▶ **Do this**
Which lines have the string "wird"? Copy all of them from the entries below.

------------

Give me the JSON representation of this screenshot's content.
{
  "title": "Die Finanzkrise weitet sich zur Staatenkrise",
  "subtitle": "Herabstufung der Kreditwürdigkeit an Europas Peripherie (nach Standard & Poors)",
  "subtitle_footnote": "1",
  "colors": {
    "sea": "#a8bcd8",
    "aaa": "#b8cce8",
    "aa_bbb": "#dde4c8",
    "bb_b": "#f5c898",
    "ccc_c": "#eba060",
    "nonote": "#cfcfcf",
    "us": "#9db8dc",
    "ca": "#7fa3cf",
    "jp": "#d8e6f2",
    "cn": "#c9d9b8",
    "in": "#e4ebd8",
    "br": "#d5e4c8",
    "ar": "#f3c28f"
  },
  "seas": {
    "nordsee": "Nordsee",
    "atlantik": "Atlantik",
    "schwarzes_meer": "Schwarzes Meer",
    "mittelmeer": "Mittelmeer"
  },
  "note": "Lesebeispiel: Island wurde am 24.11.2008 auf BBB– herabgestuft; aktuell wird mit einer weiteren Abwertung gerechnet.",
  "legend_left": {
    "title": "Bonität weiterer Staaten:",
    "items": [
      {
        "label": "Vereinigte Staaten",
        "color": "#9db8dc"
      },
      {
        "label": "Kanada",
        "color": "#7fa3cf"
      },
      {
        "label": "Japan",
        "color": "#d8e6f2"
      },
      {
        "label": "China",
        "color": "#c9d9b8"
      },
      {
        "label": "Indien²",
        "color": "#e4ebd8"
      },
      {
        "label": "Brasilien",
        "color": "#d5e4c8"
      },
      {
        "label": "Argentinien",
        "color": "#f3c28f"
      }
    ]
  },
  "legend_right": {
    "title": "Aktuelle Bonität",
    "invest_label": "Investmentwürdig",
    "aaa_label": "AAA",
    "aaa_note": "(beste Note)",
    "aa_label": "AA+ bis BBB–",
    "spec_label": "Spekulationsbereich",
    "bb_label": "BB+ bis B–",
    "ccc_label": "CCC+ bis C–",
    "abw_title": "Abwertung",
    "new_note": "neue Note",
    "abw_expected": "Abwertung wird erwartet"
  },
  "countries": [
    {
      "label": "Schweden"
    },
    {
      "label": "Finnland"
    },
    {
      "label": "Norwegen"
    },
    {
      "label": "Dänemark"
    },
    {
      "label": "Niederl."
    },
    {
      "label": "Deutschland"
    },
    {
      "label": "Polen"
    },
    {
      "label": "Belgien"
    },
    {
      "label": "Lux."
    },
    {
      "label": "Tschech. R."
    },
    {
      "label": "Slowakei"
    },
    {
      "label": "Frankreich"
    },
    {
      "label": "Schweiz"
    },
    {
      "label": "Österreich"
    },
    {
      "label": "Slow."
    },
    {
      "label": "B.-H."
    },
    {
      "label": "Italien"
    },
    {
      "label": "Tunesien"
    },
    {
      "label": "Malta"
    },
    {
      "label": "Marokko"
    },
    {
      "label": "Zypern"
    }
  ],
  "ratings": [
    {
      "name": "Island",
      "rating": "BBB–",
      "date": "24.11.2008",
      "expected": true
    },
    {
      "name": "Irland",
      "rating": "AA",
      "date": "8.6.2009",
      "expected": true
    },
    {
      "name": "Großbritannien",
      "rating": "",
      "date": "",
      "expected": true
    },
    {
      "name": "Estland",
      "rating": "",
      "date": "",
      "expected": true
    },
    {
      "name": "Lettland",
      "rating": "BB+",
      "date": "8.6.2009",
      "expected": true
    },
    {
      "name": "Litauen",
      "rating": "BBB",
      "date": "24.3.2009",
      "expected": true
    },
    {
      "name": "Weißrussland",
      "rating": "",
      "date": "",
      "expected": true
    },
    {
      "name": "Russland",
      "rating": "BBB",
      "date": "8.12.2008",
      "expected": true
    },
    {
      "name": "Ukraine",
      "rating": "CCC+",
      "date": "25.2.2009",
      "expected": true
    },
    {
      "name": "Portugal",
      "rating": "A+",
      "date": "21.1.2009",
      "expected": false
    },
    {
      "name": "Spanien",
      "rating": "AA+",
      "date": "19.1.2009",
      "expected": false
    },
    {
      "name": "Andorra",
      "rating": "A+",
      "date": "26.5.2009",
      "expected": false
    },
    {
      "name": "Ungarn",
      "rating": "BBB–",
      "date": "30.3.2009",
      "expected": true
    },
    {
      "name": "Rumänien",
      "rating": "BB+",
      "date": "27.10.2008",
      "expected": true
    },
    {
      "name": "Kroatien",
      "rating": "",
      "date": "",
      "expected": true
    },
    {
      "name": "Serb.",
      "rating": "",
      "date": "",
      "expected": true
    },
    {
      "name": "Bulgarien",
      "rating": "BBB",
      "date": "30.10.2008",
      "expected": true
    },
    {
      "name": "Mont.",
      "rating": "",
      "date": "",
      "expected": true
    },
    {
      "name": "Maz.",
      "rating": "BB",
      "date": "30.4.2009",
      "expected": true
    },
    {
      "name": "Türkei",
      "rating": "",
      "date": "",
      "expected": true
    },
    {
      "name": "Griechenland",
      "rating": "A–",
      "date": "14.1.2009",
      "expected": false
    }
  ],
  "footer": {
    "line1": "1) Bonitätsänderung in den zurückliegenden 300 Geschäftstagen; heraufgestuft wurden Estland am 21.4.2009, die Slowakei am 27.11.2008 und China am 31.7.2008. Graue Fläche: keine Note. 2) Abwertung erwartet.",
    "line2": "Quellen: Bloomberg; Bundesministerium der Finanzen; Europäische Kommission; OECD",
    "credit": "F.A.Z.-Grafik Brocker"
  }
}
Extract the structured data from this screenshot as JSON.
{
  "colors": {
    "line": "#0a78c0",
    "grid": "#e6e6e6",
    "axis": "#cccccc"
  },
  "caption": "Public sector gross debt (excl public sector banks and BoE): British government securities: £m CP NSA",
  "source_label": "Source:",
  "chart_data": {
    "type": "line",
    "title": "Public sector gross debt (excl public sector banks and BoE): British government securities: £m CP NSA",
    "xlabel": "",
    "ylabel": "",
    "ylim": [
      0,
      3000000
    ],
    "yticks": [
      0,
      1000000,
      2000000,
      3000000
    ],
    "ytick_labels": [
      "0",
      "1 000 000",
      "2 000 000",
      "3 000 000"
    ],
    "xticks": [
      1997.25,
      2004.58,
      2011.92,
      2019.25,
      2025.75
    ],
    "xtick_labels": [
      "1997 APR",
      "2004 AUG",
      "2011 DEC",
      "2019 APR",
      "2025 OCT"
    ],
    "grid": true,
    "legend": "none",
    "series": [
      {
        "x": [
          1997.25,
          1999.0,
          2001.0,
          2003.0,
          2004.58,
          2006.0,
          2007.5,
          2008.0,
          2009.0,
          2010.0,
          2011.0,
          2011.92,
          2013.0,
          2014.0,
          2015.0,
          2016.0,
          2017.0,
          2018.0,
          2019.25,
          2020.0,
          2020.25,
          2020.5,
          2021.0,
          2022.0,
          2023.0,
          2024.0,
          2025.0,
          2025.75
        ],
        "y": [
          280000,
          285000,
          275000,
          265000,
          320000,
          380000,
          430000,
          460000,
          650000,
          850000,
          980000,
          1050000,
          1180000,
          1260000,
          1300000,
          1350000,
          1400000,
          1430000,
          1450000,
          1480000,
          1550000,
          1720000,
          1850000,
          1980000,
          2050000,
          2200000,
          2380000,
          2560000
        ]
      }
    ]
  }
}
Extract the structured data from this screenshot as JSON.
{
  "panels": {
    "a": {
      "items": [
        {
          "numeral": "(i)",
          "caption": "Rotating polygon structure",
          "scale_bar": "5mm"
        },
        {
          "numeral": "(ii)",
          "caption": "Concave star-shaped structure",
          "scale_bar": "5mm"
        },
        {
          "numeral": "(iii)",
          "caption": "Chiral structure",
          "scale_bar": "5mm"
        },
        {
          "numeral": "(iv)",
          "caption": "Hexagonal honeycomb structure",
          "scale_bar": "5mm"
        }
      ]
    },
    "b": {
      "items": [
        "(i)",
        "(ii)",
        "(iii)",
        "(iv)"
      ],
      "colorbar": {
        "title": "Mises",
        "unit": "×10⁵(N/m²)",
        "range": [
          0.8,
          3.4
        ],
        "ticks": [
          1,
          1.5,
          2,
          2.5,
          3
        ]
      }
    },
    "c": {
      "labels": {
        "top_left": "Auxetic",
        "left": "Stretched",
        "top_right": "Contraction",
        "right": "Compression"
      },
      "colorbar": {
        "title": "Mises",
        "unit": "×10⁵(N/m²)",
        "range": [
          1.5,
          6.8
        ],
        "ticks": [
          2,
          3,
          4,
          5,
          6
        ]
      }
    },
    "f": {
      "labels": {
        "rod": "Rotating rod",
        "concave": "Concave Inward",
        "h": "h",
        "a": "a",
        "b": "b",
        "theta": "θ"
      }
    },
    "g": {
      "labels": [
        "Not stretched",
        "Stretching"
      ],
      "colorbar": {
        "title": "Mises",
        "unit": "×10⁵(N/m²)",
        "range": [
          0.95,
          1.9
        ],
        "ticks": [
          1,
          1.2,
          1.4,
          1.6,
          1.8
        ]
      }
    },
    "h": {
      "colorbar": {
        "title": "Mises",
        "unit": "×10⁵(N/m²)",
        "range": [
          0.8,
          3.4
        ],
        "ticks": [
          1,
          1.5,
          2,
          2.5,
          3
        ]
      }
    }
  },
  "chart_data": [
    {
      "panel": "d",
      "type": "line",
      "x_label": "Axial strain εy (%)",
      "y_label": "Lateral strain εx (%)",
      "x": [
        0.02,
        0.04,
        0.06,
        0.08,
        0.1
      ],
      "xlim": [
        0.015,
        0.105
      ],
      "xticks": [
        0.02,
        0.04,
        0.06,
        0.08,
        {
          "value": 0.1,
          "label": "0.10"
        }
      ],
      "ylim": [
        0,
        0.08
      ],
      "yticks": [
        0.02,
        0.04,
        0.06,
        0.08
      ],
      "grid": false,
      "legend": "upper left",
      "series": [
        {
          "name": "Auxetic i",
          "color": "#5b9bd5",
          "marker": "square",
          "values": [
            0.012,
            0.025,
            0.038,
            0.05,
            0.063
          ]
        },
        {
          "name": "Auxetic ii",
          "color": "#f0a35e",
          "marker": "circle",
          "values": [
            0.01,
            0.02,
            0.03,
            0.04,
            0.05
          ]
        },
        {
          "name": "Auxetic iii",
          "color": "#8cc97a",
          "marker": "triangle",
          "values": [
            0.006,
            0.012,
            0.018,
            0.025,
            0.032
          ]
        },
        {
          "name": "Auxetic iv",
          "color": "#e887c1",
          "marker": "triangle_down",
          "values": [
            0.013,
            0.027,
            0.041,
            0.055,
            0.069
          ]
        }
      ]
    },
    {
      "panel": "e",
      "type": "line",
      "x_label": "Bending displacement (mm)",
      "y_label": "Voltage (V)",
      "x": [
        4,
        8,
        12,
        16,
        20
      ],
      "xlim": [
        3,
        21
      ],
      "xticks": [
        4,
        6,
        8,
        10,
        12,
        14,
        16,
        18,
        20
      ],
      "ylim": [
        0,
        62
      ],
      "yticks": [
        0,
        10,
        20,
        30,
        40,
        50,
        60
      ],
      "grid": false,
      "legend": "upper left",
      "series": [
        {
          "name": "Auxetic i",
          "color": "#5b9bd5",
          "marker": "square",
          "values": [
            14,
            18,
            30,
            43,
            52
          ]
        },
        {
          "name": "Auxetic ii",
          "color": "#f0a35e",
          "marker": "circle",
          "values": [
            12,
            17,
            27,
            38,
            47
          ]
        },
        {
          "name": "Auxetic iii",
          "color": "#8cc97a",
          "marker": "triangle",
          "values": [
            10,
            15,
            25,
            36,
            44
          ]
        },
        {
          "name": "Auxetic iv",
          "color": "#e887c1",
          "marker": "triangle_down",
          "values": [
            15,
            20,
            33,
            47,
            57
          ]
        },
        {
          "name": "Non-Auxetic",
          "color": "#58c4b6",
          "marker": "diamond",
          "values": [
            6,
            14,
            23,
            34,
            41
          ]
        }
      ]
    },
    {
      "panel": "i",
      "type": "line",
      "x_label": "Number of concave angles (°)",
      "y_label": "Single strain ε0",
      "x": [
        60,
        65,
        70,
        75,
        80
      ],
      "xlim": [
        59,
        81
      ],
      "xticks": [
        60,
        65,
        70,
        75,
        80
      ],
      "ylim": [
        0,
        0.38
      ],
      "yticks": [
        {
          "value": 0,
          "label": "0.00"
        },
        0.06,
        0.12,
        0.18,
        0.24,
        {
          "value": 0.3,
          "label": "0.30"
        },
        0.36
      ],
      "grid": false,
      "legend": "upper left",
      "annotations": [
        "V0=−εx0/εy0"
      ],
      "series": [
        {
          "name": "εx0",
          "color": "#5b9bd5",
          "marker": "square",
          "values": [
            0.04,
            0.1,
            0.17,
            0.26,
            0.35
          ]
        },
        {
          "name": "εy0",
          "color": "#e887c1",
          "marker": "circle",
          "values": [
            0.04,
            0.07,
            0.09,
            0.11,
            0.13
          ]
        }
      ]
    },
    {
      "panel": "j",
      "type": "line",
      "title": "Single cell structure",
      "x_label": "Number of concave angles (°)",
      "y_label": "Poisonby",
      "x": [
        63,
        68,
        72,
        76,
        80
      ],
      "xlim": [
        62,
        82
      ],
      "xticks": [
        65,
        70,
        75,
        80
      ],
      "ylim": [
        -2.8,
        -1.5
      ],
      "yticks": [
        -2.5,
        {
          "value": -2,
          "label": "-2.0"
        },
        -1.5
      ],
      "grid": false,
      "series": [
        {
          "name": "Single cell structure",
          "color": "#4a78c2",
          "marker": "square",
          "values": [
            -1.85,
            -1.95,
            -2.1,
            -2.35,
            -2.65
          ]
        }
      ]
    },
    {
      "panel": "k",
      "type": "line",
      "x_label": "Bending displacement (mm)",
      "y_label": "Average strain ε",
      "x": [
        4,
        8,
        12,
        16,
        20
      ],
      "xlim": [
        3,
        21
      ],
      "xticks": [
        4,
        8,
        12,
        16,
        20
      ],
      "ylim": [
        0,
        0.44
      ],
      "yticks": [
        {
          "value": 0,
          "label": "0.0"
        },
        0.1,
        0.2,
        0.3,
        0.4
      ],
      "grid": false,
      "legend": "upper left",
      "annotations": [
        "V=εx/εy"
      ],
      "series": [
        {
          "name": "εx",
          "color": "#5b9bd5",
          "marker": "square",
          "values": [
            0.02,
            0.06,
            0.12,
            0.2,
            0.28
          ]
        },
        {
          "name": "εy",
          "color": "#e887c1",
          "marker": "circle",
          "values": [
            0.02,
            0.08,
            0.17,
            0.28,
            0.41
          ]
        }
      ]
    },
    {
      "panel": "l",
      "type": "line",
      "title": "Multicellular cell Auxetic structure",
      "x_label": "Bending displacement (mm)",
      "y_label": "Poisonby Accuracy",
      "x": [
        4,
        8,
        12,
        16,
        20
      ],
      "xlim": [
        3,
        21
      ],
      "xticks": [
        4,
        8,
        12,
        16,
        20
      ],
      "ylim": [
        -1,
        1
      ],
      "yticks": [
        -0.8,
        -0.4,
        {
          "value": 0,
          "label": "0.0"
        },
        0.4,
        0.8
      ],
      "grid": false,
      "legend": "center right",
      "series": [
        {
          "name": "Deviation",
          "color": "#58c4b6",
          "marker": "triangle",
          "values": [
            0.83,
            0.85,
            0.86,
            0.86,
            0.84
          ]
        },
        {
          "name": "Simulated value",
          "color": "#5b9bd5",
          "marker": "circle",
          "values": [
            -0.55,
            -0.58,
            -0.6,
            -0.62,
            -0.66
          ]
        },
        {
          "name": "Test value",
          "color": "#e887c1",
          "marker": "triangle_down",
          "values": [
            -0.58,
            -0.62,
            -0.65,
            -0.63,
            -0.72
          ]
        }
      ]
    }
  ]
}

------------

▶ **Expected answer**
  "note": "Lesebeispiel: Island wurde am 24.11.2008 auf BBB– herabgestuft; aktuell wird mit einer weiteren Abwertung gerechnet.",
    "abw_expected": "Abwertung wird erwartet"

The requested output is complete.